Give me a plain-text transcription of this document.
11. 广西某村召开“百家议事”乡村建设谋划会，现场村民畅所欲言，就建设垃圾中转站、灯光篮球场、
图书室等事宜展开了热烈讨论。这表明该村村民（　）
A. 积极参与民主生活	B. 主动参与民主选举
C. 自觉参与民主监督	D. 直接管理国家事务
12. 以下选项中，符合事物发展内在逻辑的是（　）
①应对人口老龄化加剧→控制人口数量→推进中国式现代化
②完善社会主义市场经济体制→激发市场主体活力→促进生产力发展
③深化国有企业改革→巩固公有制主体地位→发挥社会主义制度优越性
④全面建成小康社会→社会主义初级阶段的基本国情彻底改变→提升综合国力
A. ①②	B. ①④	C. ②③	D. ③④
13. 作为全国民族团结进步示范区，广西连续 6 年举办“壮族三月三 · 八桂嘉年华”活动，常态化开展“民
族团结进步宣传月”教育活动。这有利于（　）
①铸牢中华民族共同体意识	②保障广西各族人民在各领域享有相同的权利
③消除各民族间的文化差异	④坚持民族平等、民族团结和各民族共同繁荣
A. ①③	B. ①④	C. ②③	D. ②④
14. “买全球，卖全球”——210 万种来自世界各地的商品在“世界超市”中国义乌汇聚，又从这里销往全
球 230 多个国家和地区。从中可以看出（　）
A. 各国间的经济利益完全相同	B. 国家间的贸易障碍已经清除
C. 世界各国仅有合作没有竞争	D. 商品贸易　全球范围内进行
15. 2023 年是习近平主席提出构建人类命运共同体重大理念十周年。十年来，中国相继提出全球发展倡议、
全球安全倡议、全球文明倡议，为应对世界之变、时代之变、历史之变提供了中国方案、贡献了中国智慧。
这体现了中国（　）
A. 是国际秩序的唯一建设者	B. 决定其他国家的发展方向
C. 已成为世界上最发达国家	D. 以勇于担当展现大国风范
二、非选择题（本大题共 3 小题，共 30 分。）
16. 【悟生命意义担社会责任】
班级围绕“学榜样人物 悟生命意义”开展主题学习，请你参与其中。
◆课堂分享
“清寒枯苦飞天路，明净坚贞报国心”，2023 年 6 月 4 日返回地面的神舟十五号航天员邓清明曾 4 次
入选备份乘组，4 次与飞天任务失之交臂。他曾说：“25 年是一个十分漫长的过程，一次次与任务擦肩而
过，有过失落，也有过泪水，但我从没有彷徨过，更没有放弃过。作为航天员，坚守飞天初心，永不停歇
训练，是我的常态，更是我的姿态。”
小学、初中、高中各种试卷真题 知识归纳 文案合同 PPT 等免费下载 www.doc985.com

-=-=-=-=-

◆ Written task: Give every line of the material again, exactly as it reads.

◆ Solution for this problem:
Give me a plain-text transcription of this document.
11. 广西某村召开“百家议事”乡村建设谋划会，现场村民畅所欲言，就建设垃圾中转站、灯光篮球场、
图书室等事宜展开了热烈讨论。这表明该村村民（　）
A. 积极参与民主生活	B. 主动参与民主选举
C. 自觉参与民主监督	D. 直接管理国家事务
12. 以下选项中，符合事物发展内在逻辑的是（　）
①应对人口老龄化加剧→控制人口数量→推进中国式现代化
②完善社会主义市场经济体制→激发市场主体活力→促进生产力发展
③深化国有企业改革→巩固公有制主体地位→发挥社会主义制度优越性
④全面建成小康社会→社会主义初级阶段的基本国情彻底改变→提升综合国力
A. ①②	B. ①④	C. ②③	D. ③④
13. 作为全国民族团结进步示范区，广西连续 6 年举办“壮族三月三 · 八桂嘉年华”活动，常态化开展“民
族团结进步宣传月”教育活动。这有利于（　）
①铸牢中华民族共同体意识	②保障广西各族人民在各领域享有相同的权利
③消除各民族间的文化差异	④坚持民族平等、民族团结和各民族共同繁荣
A. ①③	B. ①④	C. ②③	D. ②④
14. “买全球，卖全球”——210 万种来自世界各地的商品在“世界超市”中国义乌汇聚，又从这里销往全
球 230 多个国家和地区。从中可以看出（　）
A. 各国间的经济利益完全相同	B. 国家间的贸易障碍已经清除
C. 世界各国仅有合作没有竞争	D. 商品贸易　全球范围内进行
15. 2023 年是习近平主席提出构建人类命运共同体重大理念十周年。十年来，中国相继提出全球发展倡议、
全球安全倡议、全球文明倡议，为应对世界之变、时代之变、历史之变提供了中国方案、贡献了中国智慧。
这体现了中国（　）
A. 是国际秩序的唯一建设者	B. 决定其他国家的发展方向
C. 已成为世界上最发达国家	D. 以勇于担当展现大国风范
二、非选择题（本大题共 3 小题，共 30 分。）
16. 【悟生命意义担社会责任】
班级围绕“学榜样人物 悟生命意义”开展主题学习，请你参与其中。
◆课堂分享
“清寒枯苦飞天路，明净坚贞报国心”，2023 年 6 月 4 日返回地面的神舟十五号航天员邓清明曾 4 次
入选备份乘组，4 次与飞天任务失之交臂。他曾说：“25 年是一个十分漫长的过程，一次次与任务擦肩而
过，有过失落，也有过泪水，但我从没有彷徨过，更没有放弃过。作为航天员，坚守飞天初心，永不停歇
训练，是我的常态，更是我的姿态。”
小学、初中、高中各种试卷真题 知识归纳 文案合同 PPT 等免费下载 www.doc985.com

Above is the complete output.